There are a lot of people—Daniel Craig included—who got tired of the Bond franchise over the last decade. There are also plenty of people who have been tired of the new-woman-every-scene international man of mystery for much longer, but this review is for both the former and the latter groups.
Of course, the Bond movies provide more than enough material for several volumes on what exactly the attractive, seducing super-spy character teaches us about what kind of man we want to be (or be with) and about how we think about our sexual and romantic partners. Even though I would argue that the current era of Bond movies reflected a departure—or at least a shift—in our thinking about the dapper stereotype, the movies are nevertheless still strewn with less than fully developed female characters up to and including the latest installment.
There’s also a whole book to be written on how spy-versus-supervillain plots are satisfying and appealing. They tell stories about our world where the worst possible things that can happen to humanity come down to lone actors—like who wins a multimillion dollar poker game or whether we can defeat a secret cabal with high-tech weaponry and a sinister agenda—instead of larger structural forces that provide the circumstances that make the real conflicts we have in our world occur in the first place. They don’t tell us that that’s how the world actually is, but they do let us entertain and enjoy that fantasy for a few hours of action.

**STATED GOAL A**
Write out the part of the Bond review that opens with the words containing "There are a lot" and closes with "the latter groups.".
The listing has no connection to the Bond review.

Spatial layout listing:
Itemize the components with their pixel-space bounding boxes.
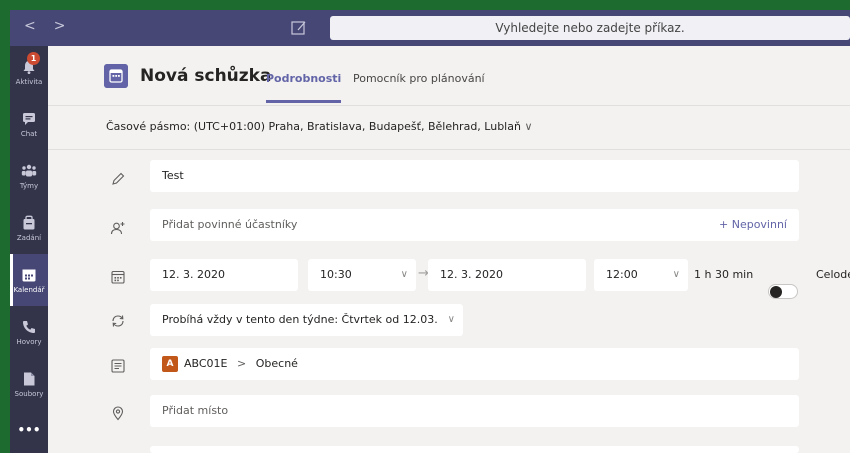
app-rail: 1 Aktivita Chat Týmy Zadání Kalendář Hov… (10, 46, 48, 453)
page-title: Nová schůzka (140, 66, 272, 86)
duration-label: 1 h 30 min (694, 268, 754, 281)
meeting-calendar-icon (104, 64, 128, 88)
toggle-knob (770, 286, 782, 298)
start-time-select[interactable]: 10:30 ∨ (308, 259, 416, 291)
location-input[interactable]: Přidat místo (150, 395, 799, 427)
rail-item-chat[interactable]: Chat (10, 98, 48, 150)
add-person-icon (110, 222, 125, 235)
tab-scheduling-assistant[interactable]: Pomocník pro plánování (353, 72, 485, 85)
calendar-icon (22, 269, 36, 281)
channel-select[interactable]: A ABC01E > Obecné (150, 348, 799, 380)
chevron-down-icon: ∨ (524, 120, 533, 133)
location-pin-icon (112, 406, 124, 421)
title-input[interactable]: Test (150, 160, 799, 192)
rail-item-files[interactable]: Soubory (10, 358, 48, 410)
timezone-label: Časové pásmo: (UTC+01:00) Praha, Bratisl… (106, 120, 533, 133)
description-editor[interactable] (150, 446, 799, 453)
assignments-icon (23, 215, 35, 229)
rail-item-teams[interactable]: Týmy (10, 150, 48, 202)
rail-label: Aktivita (15, 77, 43, 86)
recurrence-select[interactable]: Probíhá vždy v tento den týdne: Čtvrtek … (150, 304, 463, 336)
all-day-label: Celode (816, 268, 850, 281)
calendar-icon (111, 270, 125, 284)
chevron-down-icon: ∨ (672, 269, 680, 280)
pencil-icon (112, 172, 125, 185)
rail-item-calendar[interactable]: Kalendář (10, 254, 48, 306)
back-arrow-icon[interactable]: < (24, 18, 36, 34)
rail-item-assignments[interactable]: Zadání (10, 202, 48, 254)
meeting-header: Nová schůzka Podrobnosti Pomocník pro pl… (48, 46, 850, 106)
timezone-selector[interactable]: Časové pásmo: (UTC+01:00) Praha, Bratisl… (48, 106, 850, 150)
end-time-select[interactable]: 12:00 ∨ (594, 259, 688, 291)
search-input[interactable]: Vyhledejte nebo zadejte příkaz. (330, 16, 850, 40)
team-avatar: A (162, 356, 178, 372)
rail-label: Zadání (16, 233, 42, 242)
tab-details[interactable]: Podrobnosti (266, 72, 342, 103)
file-icon (24, 372, 35, 385)
more-icon: ••• (17, 423, 41, 437)
breadcrumb-separator: > (237, 357, 247, 370)
notification-badge: 1 (27, 52, 40, 65)
channel-icon (111, 359, 125, 373)
chevron-down-icon: ∨ (447, 314, 455, 325)
compose-icon[interactable] (290, 19, 308, 37)
phone-icon (23, 320, 35, 333)
chat-icon (23, 112, 35, 125)
forward-arrow-icon[interactable]: > (54, 18, 66, 34)
required-attendees-input[interactable]: Přidat povinné účastníky + Nepovinní (150, 209, 799, 241)
rail-item-more[interactable]: ••• (10, 410, 48, 450)
channel-name: Obecné (255, 357, 298, 370)
rail-label: Týmy (19, 181, 39, 190)
app-window: < > Vyhledejte nebo zadejte příkaz. 1 Ak… (10, 10, 850, 453)
rail-label: Hovory (16, 337, 42, 346)
team-name: ABC01E (184, 357, 228, 370)
teams-icon (21, 164, 37, 176)
repeat-icon (112, 315, 124, 327)
rail-item-calls[interactable]: Hovory (10, 306, 48, 358)
start-date-picker[interactable]: 12. 3. 2020 (150, 259, 298, 291)
optional-attendees-link[interactable]: + Nepovinní (719, 209, 787, 241)
rail-label: Chat (20, 129, 38, 138)
rail-label: Kalendář (13, 285, 45, 294)
end-date-picker[interactable]: 12. 3. 2020 (428, 259, 586, 291)
rail-item-activity[interactable]: 1 Aktivita (10, 46, 48, 98)
rail-label: Soubory (14, 389, 44, 398)
chevron-down-icon: ∨ (400, 269, 408, 280)
title-bar: < > Vyhledejte nebo zadejte příkaz. (10, 10, 850, 46)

**STATED GOAL B**
Extract from the listing the lines running from the line that contains "app-rail: 1 Aktivita" through the line that contains "start-time-select[interactable]: 10:30 ∨", with both of those lines included, and give only those lines.

**OUTPUT A**
There are a lot of people—Daniel Craig included—who got tired of the Bond franchise over the last decade. There are also plenty of people who have been tired of the new-woman-every-scene international man of mystery for much longer, but this review is for both the former and the latter groups.

**OUTPUT B**
app-rail: 1 Aktivita Chat Týmy Zadání Kalendář Hov… (10, 46, 48, 453)
page-title: Nová schůzka (140, 66, 272, 86)
duration-label: 1 h 30 min (694, 268, 754, 281)
meeting-calendar-icon (104, 64, 128, 88)
toggle-knob (770, 286, 782, 298)
start-time-select[interactable]: 10:30 ∨ (308, 259, 416, 291)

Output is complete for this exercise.